• _To be done_
Reproduce all the lines below exactly and omit the images.
--- start ---
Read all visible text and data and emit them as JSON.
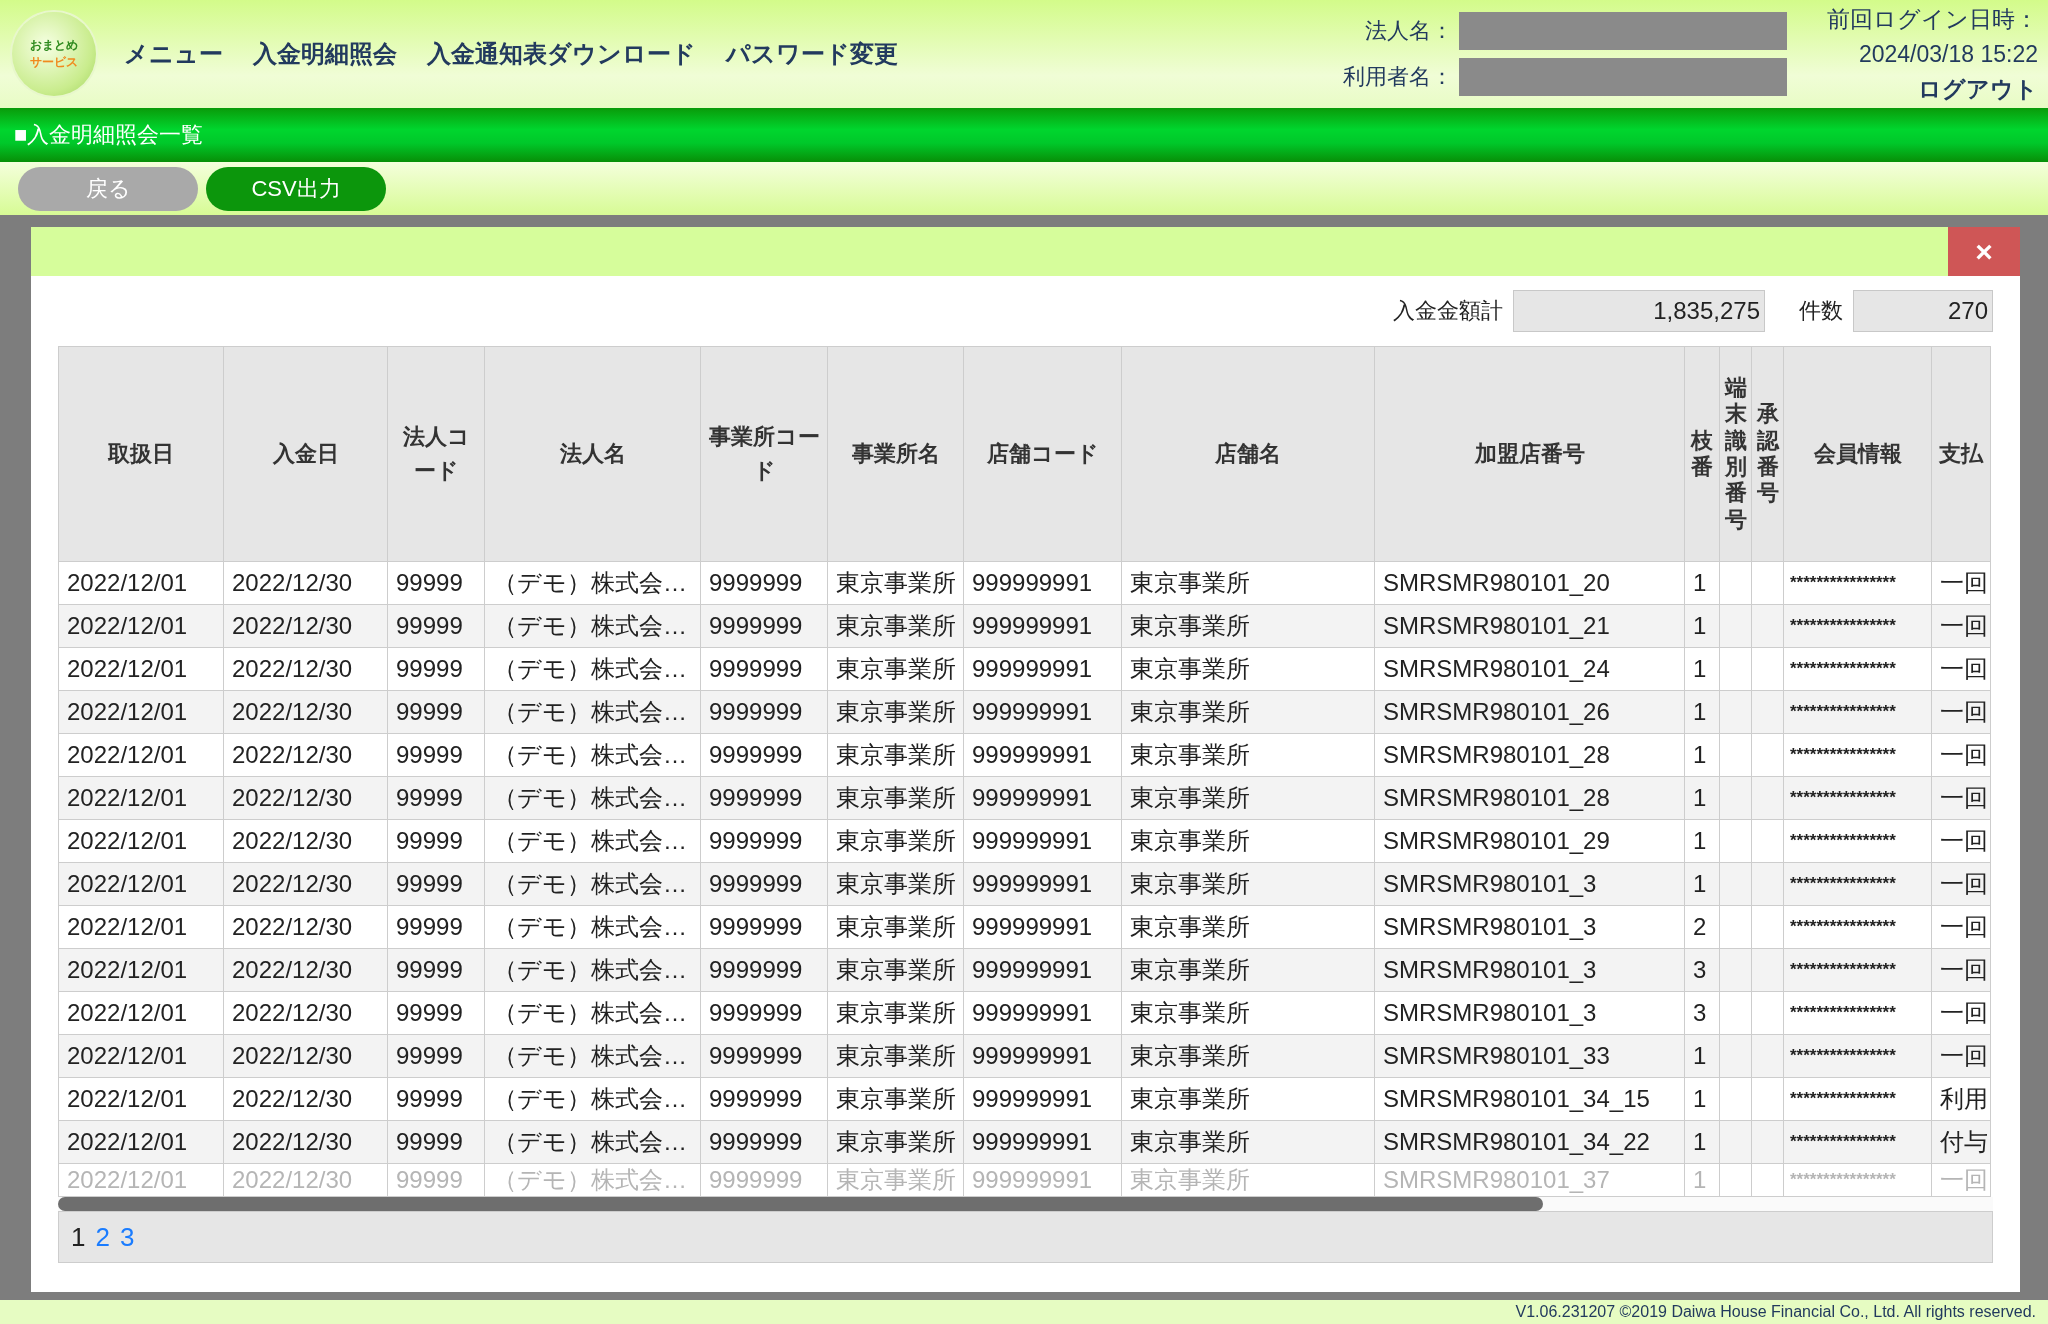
{
  "logo": {
    "line1": "おまとめ",
    "line2": "サービス"
  },
  "nav": [
    "メニュー",
    "入金明細照会",
    "入金通知表ダウンロード",
    "パスワード変更"
  ],
  "user_info": {
    "company_label": "法人名：",
    "user_label": "利用者名：",
    "last_login_label": "前回ログイン日時：",
    "last_login": "2024/03/18 15:22",
    "logout": "ログアウト"
  },
  "page_title": "■入金明細照会一覧",
  "buttons": [
    {
      "label": "戻る",
      "kind": "back"
    },
    {
      "label": "CSV出力",
      "kind": "primary"
    }
  ],
  "modal": {
    "close": "×",
    "totals": [
      {
        "label": "入金金額計",
        "value": "1,835,275",
        "kind": "amount"
      },
      {
        "label": "件数",
        "value": "270",
        "kind": "count"
      }
    ],
    "table": {
      "columns": [
        "取扱日",
        "入金日",
        "法人コード",
        "法人名",
        "事業所コード",
        "事業所名",
        "店舗コード",
        "店舗名",
        "加盟店番号",
        "枝番",
        "端末識別番号",
        "承認番号",
        "会員情報",
        "支払"
      ],
      "rows": [
        {
          "date": "2022/12/01",
          "paid": "2022/12/30",
          "corp_code": "99999",
          "corp": "（デモ）株式会…",
          "office_code": "9999999",
          "office": "東京事業所",
          "store_code": "999999991",
          "store": "東京事業所",
          "merchant": "SMRSMR980101_20",
          "branch": "1",
          "member": "****************",
          "pay": "一回"
        },
        {
          "date": "2022/12/01",
          "paid": "2022/12/30",
          "corp_code": "99999",
          "corp": "（デモ）株式会…",
          "office_code": "9999999",
          "office": "東京事業所",
          "store_code": "999999991",
          "store": "東京事業所",
          "merchant": "SMRSMR980101_21",
          "branch": "1",
          "member": "****************",
          "pay": "一回"
        },
        {
          "date": "2022/12/01",
          "paid": "2022/12/30",
          "corp_code": "99999",
          "corp": "（デモ）株式会…",
          "office_code": "9999999",
          "office": "東京事業所",
          "store_code": "999999991",
          "store": "東京事業所",
          "merchant": "SMRSMR980101_24",
          "branch": "1",
          "member": "****************",
          "pay": "一回"
        },
        {
          "date": "2022/12/01",
          "paid": "2022/12/30",
          "corp_code": "99999",
          "corp": "（デモ）株式会…",
          "office_code": "9999999",
          "office": "東京事業所",
          "store_code": "999999991",
          "store": "東京事業所",
          "merchant": "SMRSMR980101_26",
          "branch": "1",
          "member": "****************",
          "pay": "一回"
        },
        {
          "date": "2022/12/01",
          "paid": "2022/12/30",
          "corp_code": "99999",
          "corp": "（デモ）株式会…",
          "office_code": "9999999",
          "office": "東京事業所",
          "store_code": "999999991",
          "store": "東京事業所",
          "merchant": "SMRSMR980101_28",
          "branch": "1",
          "member": "****************",
          "pay": "一回"
        },
        {
          "date": "2022/12/01",
          "paid": "2022/12/30",
          "corp_code": "99999",
          "corp": "（デモ）株式会…",
          "office_code": "9999999",
          "office": "東京事業所",
          "store_code": "999999991",
          "store": "東京事業所",
          "merchant": "SMRSMR980101_28",
          "branch": "1",
          "member": "****************",
          "pay": "一回"
        },
        {
          "date": "2022/12/01",
          "paid": "2022/12/30",
          "corp_code": "99999",
          "corp": "（デモ）株式会…",
          "office_code": "9999999",
          "office": "東京事業所",
          "store_code": "999999991",
          "store": "東京事業所",
          "merchant": "SMRSMR980101_29",
          "branch": "1",
          "member": "****************",
          "pay": "一回"
        },
        {
          "date": "2022/12/01",
          "paid": "2022/12/30",
          "corp_code": "99999",
          "corp": "（デモ）株式会…",
          "office_code": "9999999",
          "office": "東京事業所",
          "store_code": "999999991",
          "store": "東京事業所",
          "merchant": "SMRSMR980101_3",
          "branch": "1",
          "member": "****************",
          "pay": "一回"
        },
        {
          "date": "2022/12/01",
          "paid": "2022/12/30",
          "corp_code": "99999",
          "corp": "（デモ）株式会…",
          "office_code": "9999999",
          "office": "東京事業所",
          "store_code": "999999991",
          "store": "東京事業所",
          "merchant": "SMRSMR980101_3",
          "branch": "2",
          "member": "****************",
          "pay": "一回"
        },
        {
          "date": "2022/12/01",
          "paid": "2022/12/30",
          "corp_code": "99999",
          "corp": "（デモ）株式会…",
          "office_code": "9999999",
          "office": "東京事業所",
          "store_code": "999999991",
          "store": "東京事業所",
          "merchant": "SMRSMR980101_3",
          "branch": "3",
          "member": "****************",
          "pay": "一回"
        },
        {
          "date": "2022/12/01",
          "paid": "2022/12/30",
          "corp_code": "99999",
          "corp": "（デモ）株式会…",
          "office_code": "9999999",
          "office": "東京事業所",
          "store_code": "999999991",
          "store": "東京事業所",
          "merchant": "SMRSMR980101_3",
          "branch": "3",
          "member": "****************",
          "pay": "一回"
        },
        {
          "date": "2022/12/01",
          "paid": "2022/12/30",
          "corp_code": "99999",
          "corp": "（デモ）株式会…",
          "office_code": "9999999",
          "office": "東京事業所",
          "store_code": "999999991",
          "store": "東京事業所",
          "merchant": "SMRSMR980101_33",
          "branch": "1",
          "member": "****************",
          "pay": "一回"
        },
        {
          "date": "2022/12/01",
          "paid": "2022/12/30",
          "corp_code": "99999",
          "corp": "（デモ）株式会…",
          "office_code": "9999999",
          "office": "東京事業所",
          "store_code": "999999991",
          "store": "東京事業所",
          "merchant": "SMRSMR980101_34_15",
          "branch": "1",
          "member": "****************",
          "pay": "利用"
        },
        {
          "date": "2022/12/01",
          "paid": "2022/12/30",
          "corp_code": "99999",
          "corp": "（デモ）株式会…",
          "office_code": "9999999",
          "office": "東京事業所",
          "store_code": "999999991",
          "store": "東京事業所",
          "merchant": "SMRSMR980101_34_22",
          "branch": "1",
          "member": "****************",
          "pay": "付与"
        }
      ],
      "partial_row": {
        "date": "2022/12/01",
        "paid": "2022/12/30",
        "corp_code": "99999",
        "corp": "（デモ）株式会…",
        "office_code": "9999999",
        "office": "東京事業所",
        "store_code": "999999991",
        "store": "東京事業所",
        "merchant": "SMRSMR980101_37",
        "branch": "1",
        "member": "****************",
        "pay": "一回"
      }
    },
    "pages": [
      {
        "label": "1",
        "selected": true
      },
      {
        "label": "2",
        "selected": false
      },
      {
        "label": "3",
        "selected": false
      }
    ]
  },
  "footer": "V1.06.231207 ©2019 Daiwa House Financial Co., Ltd. All rights reserved."
}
--- end ---
• _Solution to this problem_
Read all visible text and data and emit them as JSON.
{
  "logo": {
    "line1": "おまとめ",
    "line2": "サービス"
  },
  "nav": [
    "メニュー",
    "入金明細照会",
    "入金通知表ダウンロード",
    "パスワード変更"
  ],
  "user_info": {
    "company_label": "法人名：",
    "user_label": "利用者名：",
    "last_login_label": "前回ログイン日時：",
    "last_login": "2024/03/18 15:22",
    "logout": "ログアウト"
  },
  "page_title": "■入金明細照会一覧",
  "buttons": [
    {
      "label": "戻る",
      "kind": "back"
    },
    {
      "label": "CSV出力",
      "kind": "primary"
    }
  ],
  "modal": {
    "close": "×",
    "totals": [
      {
        "label": "入金金額計",
        "value": "1,835,275",
        "kind": "amount"
      },
      {
        "label": "件数",
        "value": "270",
        "kind": "count"
      }
    ],
    "table": {
      "columns": [
        "取扱日",
        "入金日",
        "法人コード",
        "法人名",
        "事業所コード",
        "事業所名",
        "店舗コード",
        "店舗名",
        "加盟店番号",
        "枝番",
        "端末識別番号",
        "承認番号",
        "会員情報",
        "支払"
      ],
      "rows": [
        {
          "date": "2022/12/01",
          "paid": "2022/12/30",
          "corp_code": "99999",
          "corp": "（デモ）株式会…",
          "office_code": "9999999",
          "office": "東京事業所",
          "store_code": "999999991",
          "store": "東京事業所",
          "merchant": "SMRSMR980101_20",
          "branch": "1",
          "member": "****************",
          "pay": "一回"
        },
        {
          "date": "2022/12/01",
          "paid": "2022/12/30",
          "corp_code": "99999",
          "corp": "（デモ）株式会…",
          "office_code": "9999999",
          "office": "東京事業所",
          "store_code": "999999991",
          "store": "東京事業所",
          "merchant": "SMRSMR980101_21",
          "branch": "1",
          "member": "****************",
          "pay": "一回"
        },
        {
          "date": "2022/12/01",
          "paid": "2022/12/30",
          "corp_code": "99999",
          "corp": "（デモ）株式会…",
          "office_code": "9999999",
          "office": "東京事業所",
          "store_code": "999999991",
          "store": "東京事業所",
          "merchant": "SMRSMR980101_24",
          "branch": "1",
          "member": "****************",
          "pay": "一回"
        },
        {
          "date": "2022/12/01",
          "paid": "2022/12/30",
          "corp_code": "99999",
          "corp": "（デモ）株式会…",
          "office_code": "9999999",
          "office": "東京事業所",
          "store_code": "999999991",
          "store": "東京事業所",
          "merchant": "SMRSMR980101_26",
          "branch": "1",
          "member": "****************",
          "pay": "一回"
        },
        {
          "date": "2022/12/01",
          "paid": "2022/12/30",
          "corp_code": "99999",
          "corp": "（デモ）株式会…",
          "office_code": "9999999",
          "office": "東京事業所",
          "store_code": "999999991",
          "store": "東京事業所",
          "merchant": "SMRSMR980101_28",
          "branch": "1",
          "member": "****************",
          "pay": "一回"
        },
        {
          "date": "2022/12/01",
          "paid": "2022/12/30",
          "corp_code": "99999",
          "corp": "（デモ）株式会…",
          "office_code": "9999999",
          "office": "東京事業所",
          "store_code": "999999991",
          "store": "東京事業所",
          "merchant": "SMRSMR980101_28",
          "branch": "1",
          "member": "****************",
          "pay": "一回"
        },
        {
          "date": "2022/12/01",
          "paid": "2022/12/30",
          "corp_code": "99999",
          "corp": "（デモ）株式会…",
          "office_code": "9999999",
          "office": "東京事業所",
          "store_code": "999999991",
          "store": "東京事業所",
          "merchant": "SMRSMR980101_29",
          "branch": "1",
          "member": "****************",
          "pay": "一回"
        },
        {
          "date": "2022/12/01",
          "paid": "2022/12/30",
          "corp_code": "99999",
          "corp": "（デモ）株式会…",
          "office_code": "9999999",
          "office": "東京事業所",
          "store_code": "999999991",
          "store": "東京事業所",
          "merchant": "SMRSMR980101_3",
          "branch": "1",
          "member": "****************",
          "pay": "一回"
        },
        {
          "date": "2022/12/01",
          "paid": "2022/12/30",
          "corp_code": "99999",
          "corp": "（デモ）株式会…",
          "office_code": "9999999",
          "office": "東京事業所",
          "store_code": "999999991",
          "store": "東京事業所",
          "merchant": "SMRSMR980101_3",
          "branch": "2",
          "member": "****************",
          "pay": "一回"
        },
        {
          "date": "2022/12/01",
          "paid": "2022/12/30",
          "corp_code": "99999",
          "corp": "（デモ）株式会…",
          "office_code": "9999999",
          "office": "東京事業所",
          "store_code": "999999991",
          "store": "東京事業所",
          "merchant": "SMRSMR980101_3",
          "branch": "3",
          "member": "****************",
          "pay": "一回"
        },
        {
          "date": "2022/12/01",
          "paid": "2022/12/30",
          "corp_code": "99999",
          "corp": "（デモ）株式会…",
          "office_code": "9999999",
          "office": "東京事業所",
          "store_code": "999999991",
          "store": "東京事業所",
          "merchant": "SMRSMR980101_3",
          "branch": "3",
          "member": "****************",
          "pay": "一回"
        },
        {
          "date": "2022/12/01",
          "paid": "2022/12/30",
          "corp_code": "99999",
          "corp": "（デモ）株式会…",
          "office_code": "9999999",
          "office": "東京事業所",
          "store_code": "999999991",
          "store": "東京事業所",
          "merchant": "SMRSMR980101_33",
          "branch": "1",
          "member": "****************",
          "pay": "一回"
        },
        {
          "date": "2022/12/01",
          "paid": "2022/12/30",
          "corp_code": "99999",
          "corp": "（デモ）株式会…",
          "office_code": "9999999",
          "office": "東京事業所",
          "store_code": "999999991",
          "store": "東京事業所",
          "merchant": "SMRSMR980101_34_15",
          "branch": "1",
          "member": "****************",
          "pay": "利用"
        },
        {
          "date": "2022/12/01",
          "paid": "2022/12/30",
          "corp_code": "99999",
          "corp": "（デモ）株式会…",
          "office_code": "9999999",
          "office": "東京事業所",
          "store_code": "999999991",
          "store": "東京事業所",
          "merchant": "SMRSMR980101_34_22",
          "branch": "1",
          "member": "****************",
          "pay": "付与"
        }
      ],
      "partial_row": {
        "date": "2022/12/01",
        "paid": "2022/12/30",
        "corp_code": "99999",
        "corp": "（デモ）株式会…",
        "office_code": "9999999",
        "office": "東京事業所",
        "store_code": "999999991",
        "store": "東京事業所",
        "merchant": "SMRSMR980101_37",
        "branch": "1",
        "member": "****************",
        "pay": "一回"
      }
    },
    "pages": [
      {
        "label": "1",
        "selected": true
      },
      {
        "label": "2",
        "selected": false
      },
      {
        "label": "3",
        "selected": false
      }
    ]
  },
  "footer": "V1.06.231207 ©2019 Daiwa House Financial Co., Ltd. All rights reserved."
}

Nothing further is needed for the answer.